Recorded data:
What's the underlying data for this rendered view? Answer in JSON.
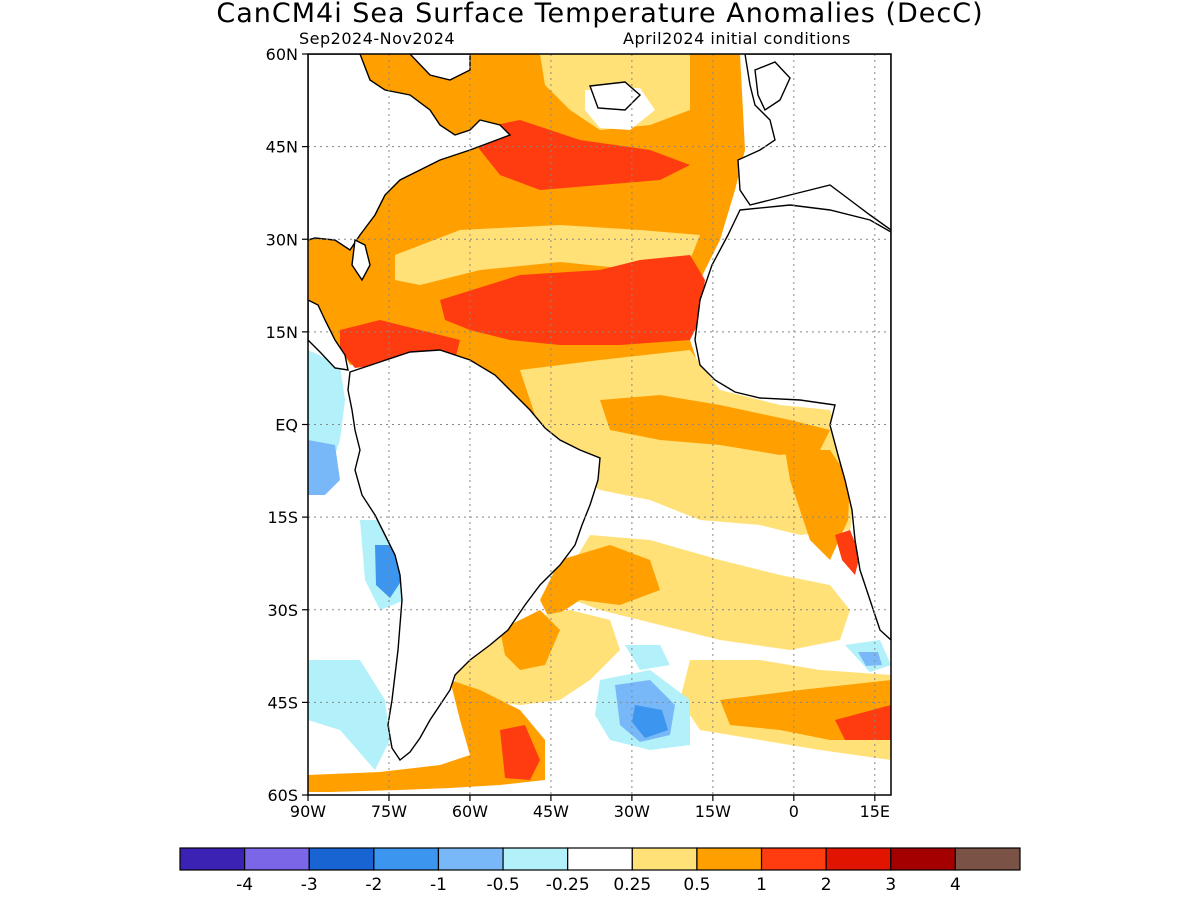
{
  "title": "CanCM4i Sea Surface Temperature Anomalies (DecC)",
  "subtitle_left": "Sep2024-Nov2024",
  "subtitle_right": "April2024 initial conditions",
  "map": {
    "lon_range": [
      -90,
      18
    ],
    "lat_range": [
      -60,
      60
    ],
    "lat_ticks": [
      {
        "value": 60,
        "label": "60N"
      },
      {
        "value": 45,
        "label": "45N"
      },
      {
        "value": 30,
        "label": "30N"
      },
      {
        "value": 15,
        "label": "15N"
      },
      {
        "value": 0,
        "label": "EQ"
      },
      {
        "value": -15,
        "label": "15S"
      },
      {
        "value": -30,
        "label": "30S"
      },
      {
        "value": -45,
        "label": "45S"
      },
      {
        "value": -60,
        "label": "60S"
      }
    ],
    "lon_ticks": [
      {
        "value": -90,
        "label": "90W"
      },
      {
        "value": -75,
        "label": "75W"
      },
      {
        "value": -60,
        "label": "60W"
      },
      {
        "value": -45,
        "label": "45W"
      },
      {
        "value": -30,
        "label": "30W"
      },
      {
        "value": -15,
        "label": "15W"
      },
      {
        "value": 0,
        "label": "0"
      },
      {
        "value": 15,
        "label": "15E"
      }
    ],
    "grid": "dotted",
    "land_color": "#ffffff",
    "coastline_color": "#000000"
  },
  "colorbar": {
    "colors": [
      "#3c22b4",
      "#7a66e6",
      "#1864d2",
      "#3c96f0",
      "#78b8f8",
      "#b2f0fa",
      "#ffffff",
      "#ffe178",
      "#ffa000",
      "#ff3c0f",
      "#e11400",
      "#a50000",
      "#7a5246"
    ],
    "labels": [
      "-4",
      "-3",
      "-2",
      "-1",
      "-0.5",
      "-0.25",
      "0.25",
      "0.5",
      "1",
      "2",
      "3",
      "4"
    ]
  },
  "palette": {
    "light_yellow": "#ffe178",
    "orange": "#ffa000",
    "red_orange": "#ff3c0f",
    "red": "#e11400",
    "dark_red": "#a50000",
    "brown": "#7a5246",
    "light_cyan": "#b2f0fa",
    "light_blue": "#78b8f8",
    "blue": "#3c96f0"
  }
}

Request:
Using the material above, set down every line exactly, but skip the pictures.

Response to the exercise:
What's the underlying data for this rendered view? Answer in JSON.
{
  "title": "CanCM4i Sea Surface Temperature Anomalies (DecC)",
  "subtitle_left": "Sep2024-Nov2024",
  "subtitle_right": "April2024 initial conditions",
  "map": {
    "lon_range": [
      -90,
      18
    ],
    "lat_range": [
      -60,
      60
    ],
    "lat_ticks": [
      {
        "value": 60,
        "label": "60N"
      },
      {
        "value": 45,
        "label": "45N"
      },
      {
        "value": 30,
        "label": "30N"
      },
      {
        "value": 15,
        "label": "15N"
      },
      {
        "value": 0,
        "label": "EQ"
      },
      {
        "value": -15,
        "label": "15S"
      },
      {
        "value": -30,
        "label": "30S"
      },
      {
        "value": -45,
        "label": "45S"
      },
      {
        "value": -60,
        "label": "60S"
      }
    ],
    "lon_ticks": [
      {
        "value": -90,
        "label": "90W"
      },
      {
        "value": -75,
        "label": "75W"
      },
      {
        "value": -60,
        "label": "60W"
      },
      {
        "value": -45,
        "label": "45W"
      },
      {
        "value": -30,
        "label": "30W"
      },
      {
        "value": -15,
        "label": "15W"
      },
      {
        "value": 0,
        "label": "0"
      },
      {
        "value": 15,
        "label": "15E"
      }
    ],
    "grid": "dotted",
    "land_color": "#ffffff",
    "coastline_color": "#000000"
  },
  "colorbar": {
    "colors": [
      "#3c22b4",
      "#7a66e6",
      "#1864d2",
      "#3c96f0",
      "#78b8f8",
      "#b2f0fa",
      "#ffffff",
      "#ffe178",
      "#ffa000",
      "#ff3c0f",
      "#e11400",
      "#a50000",
      "#7a5246"
    ],
    "labels": [
      "-4",
      "-3",
      "-2",
      "-1",
      "-0.5",
      "-0.25",
      "0.25",
      "0.5",
      "1",
      "2",
      "3",
      "4"
    ]
  },
  "palette": {
    "light_yellow": "#ffe178",
    "orange": "#ffa000",
    "red_orange": "#ff3c0f",
    "red": "#e11400",
    "dark_red": "#a50000",
    "brown": "#7a5246",
    "light_cyan": "#b2f0fa",
    "light_blue": "#78b8f8",
    "blue": "#3c96f0"
  }
}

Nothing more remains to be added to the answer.